# Required work
Give all the lines below again, exactly, with no pictures.

Recorded data:
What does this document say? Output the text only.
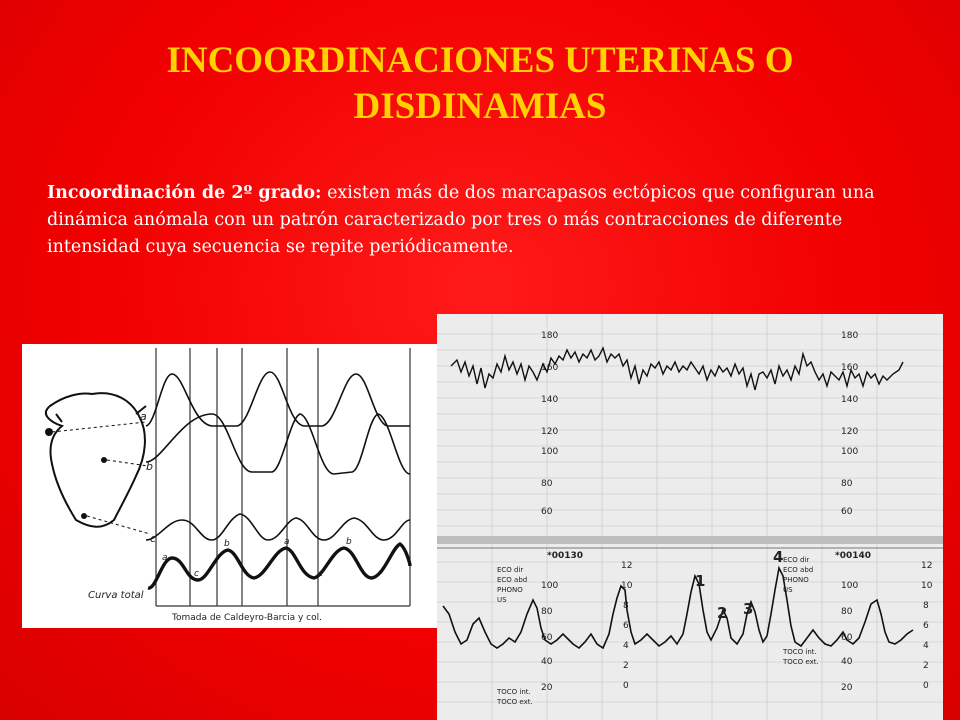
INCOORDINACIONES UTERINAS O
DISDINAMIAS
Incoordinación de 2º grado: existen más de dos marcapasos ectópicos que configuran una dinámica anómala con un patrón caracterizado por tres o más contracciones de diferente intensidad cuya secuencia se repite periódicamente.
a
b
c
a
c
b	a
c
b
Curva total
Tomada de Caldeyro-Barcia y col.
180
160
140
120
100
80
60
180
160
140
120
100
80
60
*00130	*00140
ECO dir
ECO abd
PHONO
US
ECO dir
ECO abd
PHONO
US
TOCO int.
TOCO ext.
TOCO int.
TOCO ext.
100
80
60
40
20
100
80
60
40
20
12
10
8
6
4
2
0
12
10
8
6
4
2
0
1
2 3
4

# Correct answer
What does this document say? Output the text only.
INCOORDINACIONES UTERINAS O
DISDINAMIAS
Incoordinación de 2º grado: existen más de dos marcapasos ectópicos que configuran una dinámica anómala con un patrón caracterizado por tres o más contracciones de diferente intensidad cuya secuencia se repite periódicamente.
a
b
c
a
c
b	a
c
b
Curva total
Tomada de Caldeyro-Barcia y col.
180
160
140
120
100
80
60
180
160
140
120
100
80
60
*00130	*00140
ECO dir
ECO abd
PHONO
US
ECO dir
ECO abd
PHONO
US
TOCO int.
TOCO ext.
TOCO int.
TOCO ext.
100
80
60
40
20
100
80
60
40
20
12
10
8
6
4
2
0
12
10
8
6
4
2
0
1
2 3
4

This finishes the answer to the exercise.